• [STATED PROBLEM]:
Repeat the lines that follow, leaving nothing out.

• [DATASET ROWS]:
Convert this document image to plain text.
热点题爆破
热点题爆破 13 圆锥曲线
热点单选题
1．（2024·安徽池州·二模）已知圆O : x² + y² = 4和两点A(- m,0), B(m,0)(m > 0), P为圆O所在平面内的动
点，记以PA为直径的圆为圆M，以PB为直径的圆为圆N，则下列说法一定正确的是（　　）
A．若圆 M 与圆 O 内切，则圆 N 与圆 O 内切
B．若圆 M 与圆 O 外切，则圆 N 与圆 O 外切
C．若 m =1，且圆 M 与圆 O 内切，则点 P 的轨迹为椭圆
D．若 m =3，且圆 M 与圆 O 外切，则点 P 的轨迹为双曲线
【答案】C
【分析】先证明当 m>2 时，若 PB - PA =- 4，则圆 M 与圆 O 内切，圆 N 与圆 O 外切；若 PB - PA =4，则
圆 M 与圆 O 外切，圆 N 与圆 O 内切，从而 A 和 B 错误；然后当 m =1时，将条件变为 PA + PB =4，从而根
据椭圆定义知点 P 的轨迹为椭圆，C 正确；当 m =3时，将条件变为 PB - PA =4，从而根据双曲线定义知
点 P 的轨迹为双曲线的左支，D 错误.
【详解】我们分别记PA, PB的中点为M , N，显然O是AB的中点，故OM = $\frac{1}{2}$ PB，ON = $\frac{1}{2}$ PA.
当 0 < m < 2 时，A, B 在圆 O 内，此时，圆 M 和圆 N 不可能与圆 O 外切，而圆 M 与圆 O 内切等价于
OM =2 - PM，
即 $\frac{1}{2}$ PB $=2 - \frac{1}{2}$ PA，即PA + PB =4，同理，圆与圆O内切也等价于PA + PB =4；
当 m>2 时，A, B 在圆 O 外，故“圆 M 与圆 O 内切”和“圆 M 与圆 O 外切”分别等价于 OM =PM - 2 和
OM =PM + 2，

• [SOLUTION]:
Convert this document image to plain text.
热点题爆破
热点题爆破 13 圆锥曲线
热点单选题
1．（2024·安徽池州·二模）已知圆O : x² + y² = 4和两点A(- m,0), B(m,0)(m > 0), P为圆O所在平面内的动
点，记以PA为直径的圆为圆M，以PB为直径的圆为圆N，则下列说法一定正确的是（　　）
A．若圆 M 与圆 O 内切，则圆 N 与圆 O 内切
B．若圆 M 与圆 O 外切，则圆 N 与圆 O 外切
C．若 m =1，且圆 M 与圆 O 内切，则点 P 的轨迹为椭圆
D．若 m =3，且圆 M 与圆 O 外切，则点 P 的轨迹为双曲线
【答案】C
【分析】先证明当 m>2 时，若 PB - PA =- 4，则圆 M 与圆 O 内切，圆 N 与圆 O 外切；若 PB - PA =4，则
圆 M 与圆 O 外切，圆 N 与圆 O 内切，从而 A 和 B 错误；然后当 m =1时，将条件变为 PA + PB =4，从而根
据椭圆定义知点 P 的轨迹为椭圆，C 正确；当 m =3时，将条件变为 PB - PA =4，从而根据双曲线定义知
点 P 的轨迹为双曲线的左支，D 错误.
【详解】我们分别记PA, PB的中点为M , N，显然O是AB的中点，故OM = $\frac{1}{2}$ PB，ON = $\frac{1}{2}$ PA.
当 0 < m < 2 时，A, B 在圆 O 内，此时，圆 M 和圆 N 不可能与圆 O 外切，而圆 M 与圆 O 内切等价于
OM =2 - PM，
即 $\frac{1}{2}$ PB $=2 - \frac{1}{2}$ PA，即PA + PB =4，同理，圆与圆O内切也等价于PA + PB =4；
当 m>2 时，A, B 在圆 O 外，故“圆 M 与圆 O 内切”和“圆 M 与圆 O 外切”分别等价于 OM =PM - 2 和
OM =PM + 2，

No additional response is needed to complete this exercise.